## Aufgabenstellung:
Den Absatz des Dokuments, der mit „Hamburgs Datenschutzbeauftragter Johannes Caspar“ beginnt, gekürzt als Stichpunktliste wiedergeben.
== Dokument
Hamburgs Datenschutzbeauftragter Johannes Caspar warnt dennoch: „Vorfälle wie dieser zeigen, dass die Datensicherheit auch in der Hamburger Verwaltung ein sehr wichtiges Thema ist. Wir brauchen dringend einen Masterplan, wie künftig eine sichere IT-Infrastruktur geschaffen werden kann.“

Dazu gehöre zum einen, dass interne E-Mails verschlüsselt werden. Ein wichtiges Thema sei zudem die Bereitstellung einer sicheren und einfach bedienbaren Verschlüsselungsinfrastruktur für die Kommunikation zwischen Bürger und Verwaltung. Das ist gerade dort erforderlich, wo es sich um sensible Daten handelt“, so Caspar.
====
== Bereitgestelltes Material
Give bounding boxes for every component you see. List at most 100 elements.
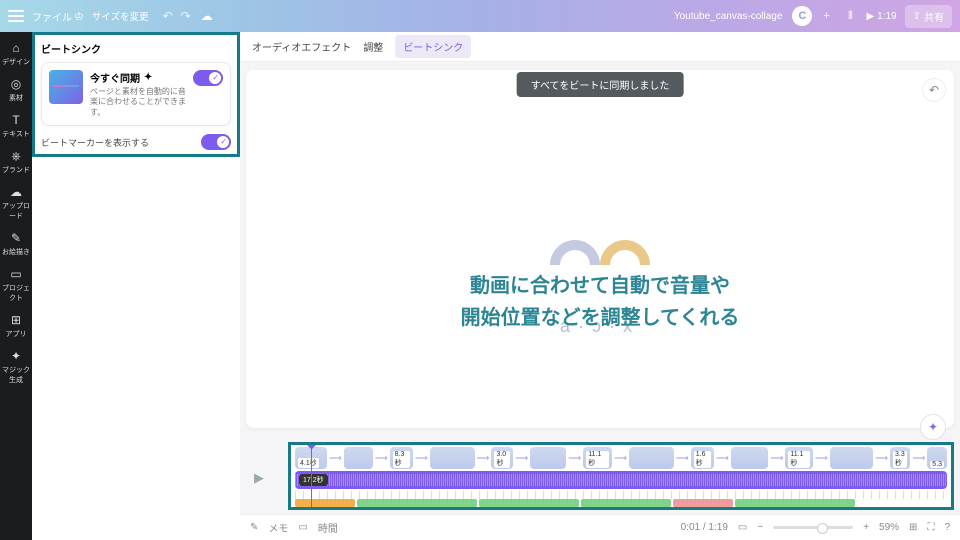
====
## Fertige Antwort:
- Johannes Caspar, Hamburgs Datenschutzbeauftragter, warnt.
- Solche Vorfälle zeigen, dass Datensicherheit auch in der Hamburger Verwaltung ein sehr wichtiges Thema ist.
- Dringend nötig ist ein Masterplan für eine künftig sichere IT-Infrastruktur.